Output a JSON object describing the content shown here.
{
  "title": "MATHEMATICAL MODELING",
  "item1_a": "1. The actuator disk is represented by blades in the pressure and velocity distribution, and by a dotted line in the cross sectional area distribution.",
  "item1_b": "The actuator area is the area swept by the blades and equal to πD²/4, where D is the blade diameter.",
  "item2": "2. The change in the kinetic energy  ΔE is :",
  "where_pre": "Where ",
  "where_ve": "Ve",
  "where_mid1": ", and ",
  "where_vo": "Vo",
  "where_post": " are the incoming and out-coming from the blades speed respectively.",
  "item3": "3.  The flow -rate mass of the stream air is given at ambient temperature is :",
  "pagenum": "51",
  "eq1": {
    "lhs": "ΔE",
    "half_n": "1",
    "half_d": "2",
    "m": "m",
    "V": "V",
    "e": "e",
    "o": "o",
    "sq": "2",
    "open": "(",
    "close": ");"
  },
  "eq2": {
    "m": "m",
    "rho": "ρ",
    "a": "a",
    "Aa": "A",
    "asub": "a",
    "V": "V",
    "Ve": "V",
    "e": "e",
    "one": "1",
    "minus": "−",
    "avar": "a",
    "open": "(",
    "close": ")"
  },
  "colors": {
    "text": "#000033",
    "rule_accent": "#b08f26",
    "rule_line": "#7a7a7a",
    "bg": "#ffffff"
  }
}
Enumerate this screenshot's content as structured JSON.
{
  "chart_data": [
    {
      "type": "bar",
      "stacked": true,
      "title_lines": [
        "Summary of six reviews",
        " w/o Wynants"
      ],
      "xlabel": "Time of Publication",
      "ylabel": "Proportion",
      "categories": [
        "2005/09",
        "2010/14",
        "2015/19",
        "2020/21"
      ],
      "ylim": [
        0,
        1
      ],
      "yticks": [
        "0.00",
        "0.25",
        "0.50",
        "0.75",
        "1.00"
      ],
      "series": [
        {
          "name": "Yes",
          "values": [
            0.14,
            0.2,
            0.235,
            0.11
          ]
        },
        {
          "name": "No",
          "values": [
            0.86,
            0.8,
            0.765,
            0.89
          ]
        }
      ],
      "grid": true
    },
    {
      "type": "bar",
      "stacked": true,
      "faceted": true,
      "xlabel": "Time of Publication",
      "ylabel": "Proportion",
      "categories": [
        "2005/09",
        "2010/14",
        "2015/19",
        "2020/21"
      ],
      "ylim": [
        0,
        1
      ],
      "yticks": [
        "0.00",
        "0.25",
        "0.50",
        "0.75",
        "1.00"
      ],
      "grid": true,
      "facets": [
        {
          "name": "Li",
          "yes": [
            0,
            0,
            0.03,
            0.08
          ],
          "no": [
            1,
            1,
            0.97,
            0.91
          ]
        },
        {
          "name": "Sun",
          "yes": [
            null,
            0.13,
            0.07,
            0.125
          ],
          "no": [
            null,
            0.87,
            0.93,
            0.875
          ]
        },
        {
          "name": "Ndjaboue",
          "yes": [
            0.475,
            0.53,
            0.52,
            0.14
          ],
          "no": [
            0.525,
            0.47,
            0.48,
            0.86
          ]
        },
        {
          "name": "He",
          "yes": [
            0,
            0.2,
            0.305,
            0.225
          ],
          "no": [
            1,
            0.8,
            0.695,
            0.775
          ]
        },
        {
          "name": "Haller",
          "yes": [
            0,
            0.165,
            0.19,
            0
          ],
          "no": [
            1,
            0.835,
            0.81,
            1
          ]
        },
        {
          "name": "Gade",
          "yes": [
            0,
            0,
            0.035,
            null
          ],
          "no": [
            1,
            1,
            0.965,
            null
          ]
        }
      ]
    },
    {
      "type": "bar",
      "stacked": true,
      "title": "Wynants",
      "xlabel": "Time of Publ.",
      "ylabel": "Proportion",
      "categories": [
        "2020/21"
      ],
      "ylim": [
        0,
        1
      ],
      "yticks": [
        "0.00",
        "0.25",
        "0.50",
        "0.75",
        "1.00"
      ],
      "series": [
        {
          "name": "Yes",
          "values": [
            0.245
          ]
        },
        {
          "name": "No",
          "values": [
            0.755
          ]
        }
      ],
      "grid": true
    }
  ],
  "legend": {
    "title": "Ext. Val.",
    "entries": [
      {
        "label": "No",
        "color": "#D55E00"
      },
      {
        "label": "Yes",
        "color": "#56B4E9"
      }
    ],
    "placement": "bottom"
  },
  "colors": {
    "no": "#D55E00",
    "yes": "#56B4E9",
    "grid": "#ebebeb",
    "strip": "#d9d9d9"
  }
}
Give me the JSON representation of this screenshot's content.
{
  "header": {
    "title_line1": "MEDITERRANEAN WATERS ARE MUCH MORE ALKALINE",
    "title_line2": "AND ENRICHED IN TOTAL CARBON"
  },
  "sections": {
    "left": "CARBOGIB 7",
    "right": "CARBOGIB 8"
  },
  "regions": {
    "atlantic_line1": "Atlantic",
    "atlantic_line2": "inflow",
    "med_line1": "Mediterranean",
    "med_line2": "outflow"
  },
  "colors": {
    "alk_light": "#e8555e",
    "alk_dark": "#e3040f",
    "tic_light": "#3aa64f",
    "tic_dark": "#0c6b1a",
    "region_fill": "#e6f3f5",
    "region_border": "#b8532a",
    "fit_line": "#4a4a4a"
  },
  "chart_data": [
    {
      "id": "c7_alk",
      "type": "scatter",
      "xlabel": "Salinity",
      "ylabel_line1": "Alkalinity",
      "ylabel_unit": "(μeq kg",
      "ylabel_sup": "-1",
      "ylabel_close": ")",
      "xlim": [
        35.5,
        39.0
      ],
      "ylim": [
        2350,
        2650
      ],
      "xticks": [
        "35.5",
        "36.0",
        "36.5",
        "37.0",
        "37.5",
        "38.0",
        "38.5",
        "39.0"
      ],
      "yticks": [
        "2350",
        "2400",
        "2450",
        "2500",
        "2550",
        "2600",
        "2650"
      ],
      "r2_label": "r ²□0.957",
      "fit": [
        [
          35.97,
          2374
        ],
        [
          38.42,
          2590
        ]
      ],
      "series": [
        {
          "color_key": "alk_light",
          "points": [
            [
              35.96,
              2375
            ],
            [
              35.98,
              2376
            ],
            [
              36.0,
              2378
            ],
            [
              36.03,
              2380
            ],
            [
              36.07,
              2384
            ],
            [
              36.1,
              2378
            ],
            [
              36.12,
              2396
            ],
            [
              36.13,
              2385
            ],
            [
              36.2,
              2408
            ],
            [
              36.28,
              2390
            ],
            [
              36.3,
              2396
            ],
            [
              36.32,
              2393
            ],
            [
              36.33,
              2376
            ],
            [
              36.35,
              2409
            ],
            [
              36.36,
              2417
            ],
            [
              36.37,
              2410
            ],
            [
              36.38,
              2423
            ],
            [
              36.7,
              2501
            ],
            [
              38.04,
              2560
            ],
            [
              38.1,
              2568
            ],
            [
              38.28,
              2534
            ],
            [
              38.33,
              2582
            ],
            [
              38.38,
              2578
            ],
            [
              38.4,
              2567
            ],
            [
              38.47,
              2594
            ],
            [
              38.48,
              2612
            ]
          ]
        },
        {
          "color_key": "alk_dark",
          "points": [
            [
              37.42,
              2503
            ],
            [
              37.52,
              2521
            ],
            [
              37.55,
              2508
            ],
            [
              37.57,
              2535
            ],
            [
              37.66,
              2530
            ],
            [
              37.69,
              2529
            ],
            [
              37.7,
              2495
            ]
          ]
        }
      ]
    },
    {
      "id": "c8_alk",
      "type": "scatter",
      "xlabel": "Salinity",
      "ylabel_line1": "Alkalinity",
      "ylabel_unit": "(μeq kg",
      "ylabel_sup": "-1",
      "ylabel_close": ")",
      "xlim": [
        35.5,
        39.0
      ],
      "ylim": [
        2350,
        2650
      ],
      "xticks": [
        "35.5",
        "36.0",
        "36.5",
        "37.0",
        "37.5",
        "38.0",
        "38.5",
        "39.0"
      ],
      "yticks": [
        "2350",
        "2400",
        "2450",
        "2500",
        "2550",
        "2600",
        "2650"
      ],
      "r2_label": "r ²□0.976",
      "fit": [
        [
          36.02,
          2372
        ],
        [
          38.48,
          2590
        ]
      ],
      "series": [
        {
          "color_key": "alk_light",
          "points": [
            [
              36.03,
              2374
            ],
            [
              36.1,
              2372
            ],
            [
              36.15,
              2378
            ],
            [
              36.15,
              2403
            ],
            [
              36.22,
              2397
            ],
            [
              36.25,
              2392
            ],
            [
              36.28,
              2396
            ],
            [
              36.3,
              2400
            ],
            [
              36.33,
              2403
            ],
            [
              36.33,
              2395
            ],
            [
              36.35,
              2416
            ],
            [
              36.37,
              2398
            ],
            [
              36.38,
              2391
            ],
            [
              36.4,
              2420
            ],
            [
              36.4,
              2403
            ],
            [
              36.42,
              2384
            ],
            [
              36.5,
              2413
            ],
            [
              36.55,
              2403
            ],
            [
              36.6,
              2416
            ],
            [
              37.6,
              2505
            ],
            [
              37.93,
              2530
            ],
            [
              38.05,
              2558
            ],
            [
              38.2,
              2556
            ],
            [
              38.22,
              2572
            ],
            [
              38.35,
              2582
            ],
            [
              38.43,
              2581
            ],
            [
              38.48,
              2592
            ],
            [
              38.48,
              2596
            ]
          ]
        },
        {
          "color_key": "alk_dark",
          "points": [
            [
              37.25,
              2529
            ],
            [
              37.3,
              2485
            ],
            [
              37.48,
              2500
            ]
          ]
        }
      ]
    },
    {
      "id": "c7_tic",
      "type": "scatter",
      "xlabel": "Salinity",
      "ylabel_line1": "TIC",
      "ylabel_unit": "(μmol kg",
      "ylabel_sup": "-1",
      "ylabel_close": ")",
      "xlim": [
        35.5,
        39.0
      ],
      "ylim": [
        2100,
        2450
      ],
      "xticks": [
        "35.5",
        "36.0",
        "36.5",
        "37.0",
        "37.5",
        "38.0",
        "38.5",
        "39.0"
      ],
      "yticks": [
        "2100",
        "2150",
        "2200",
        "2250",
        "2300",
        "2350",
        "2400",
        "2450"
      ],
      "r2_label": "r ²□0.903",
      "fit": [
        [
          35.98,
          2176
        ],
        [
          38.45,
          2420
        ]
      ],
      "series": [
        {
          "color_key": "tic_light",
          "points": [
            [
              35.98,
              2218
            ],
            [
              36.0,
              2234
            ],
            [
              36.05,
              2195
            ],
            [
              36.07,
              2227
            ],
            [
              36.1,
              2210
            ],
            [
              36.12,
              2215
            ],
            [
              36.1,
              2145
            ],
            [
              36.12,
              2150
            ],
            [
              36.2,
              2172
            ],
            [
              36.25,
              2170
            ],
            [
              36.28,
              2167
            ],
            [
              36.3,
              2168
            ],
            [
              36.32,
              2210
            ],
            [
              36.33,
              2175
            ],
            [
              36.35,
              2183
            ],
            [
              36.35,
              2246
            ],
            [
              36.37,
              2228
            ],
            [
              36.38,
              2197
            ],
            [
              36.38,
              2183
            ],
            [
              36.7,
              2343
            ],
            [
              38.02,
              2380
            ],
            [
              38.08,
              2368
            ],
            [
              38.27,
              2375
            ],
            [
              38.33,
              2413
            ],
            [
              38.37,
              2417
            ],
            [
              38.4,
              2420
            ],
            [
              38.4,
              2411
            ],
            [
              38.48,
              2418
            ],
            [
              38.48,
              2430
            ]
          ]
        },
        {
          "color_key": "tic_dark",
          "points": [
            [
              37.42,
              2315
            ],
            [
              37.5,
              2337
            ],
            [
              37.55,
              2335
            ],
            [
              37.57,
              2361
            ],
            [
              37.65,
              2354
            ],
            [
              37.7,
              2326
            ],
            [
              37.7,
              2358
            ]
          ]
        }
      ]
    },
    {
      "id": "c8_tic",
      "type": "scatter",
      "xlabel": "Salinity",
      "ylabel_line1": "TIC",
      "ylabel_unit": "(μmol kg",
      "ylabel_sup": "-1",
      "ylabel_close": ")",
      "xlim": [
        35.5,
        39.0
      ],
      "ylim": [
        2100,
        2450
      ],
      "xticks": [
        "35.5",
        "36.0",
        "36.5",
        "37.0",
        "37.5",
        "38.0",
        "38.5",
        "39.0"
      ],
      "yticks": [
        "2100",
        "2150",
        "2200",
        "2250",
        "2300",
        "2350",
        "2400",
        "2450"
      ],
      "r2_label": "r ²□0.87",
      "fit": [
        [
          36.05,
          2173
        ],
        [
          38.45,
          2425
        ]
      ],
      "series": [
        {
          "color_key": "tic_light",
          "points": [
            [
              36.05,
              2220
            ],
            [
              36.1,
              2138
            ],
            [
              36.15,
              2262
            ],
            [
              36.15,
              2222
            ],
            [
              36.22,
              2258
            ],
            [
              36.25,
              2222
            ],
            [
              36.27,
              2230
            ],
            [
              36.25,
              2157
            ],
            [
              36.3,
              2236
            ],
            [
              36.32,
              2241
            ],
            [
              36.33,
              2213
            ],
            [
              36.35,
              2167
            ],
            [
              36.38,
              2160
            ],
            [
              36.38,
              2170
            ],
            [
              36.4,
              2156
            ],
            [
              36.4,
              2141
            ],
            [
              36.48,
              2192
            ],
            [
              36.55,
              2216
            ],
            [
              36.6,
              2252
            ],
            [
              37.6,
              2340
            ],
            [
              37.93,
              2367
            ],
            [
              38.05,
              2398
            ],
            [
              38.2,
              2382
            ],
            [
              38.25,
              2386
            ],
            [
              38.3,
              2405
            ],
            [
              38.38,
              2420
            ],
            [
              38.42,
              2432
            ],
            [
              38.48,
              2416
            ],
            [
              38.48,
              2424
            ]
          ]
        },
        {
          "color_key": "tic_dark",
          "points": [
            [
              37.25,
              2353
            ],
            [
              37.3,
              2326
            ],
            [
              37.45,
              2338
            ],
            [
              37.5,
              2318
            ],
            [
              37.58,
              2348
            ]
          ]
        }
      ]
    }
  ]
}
- - - - -
_TASK DESCRIPTION:_
In the entries above, find lines with "JSON" and copy each.

_RESPONSE TO THE EXERCISE:_
Output a JSON object describing the content shown here.
Enumerate this screenshot's content as structured JSON.
Give me the JSON representation of this screenshot's content.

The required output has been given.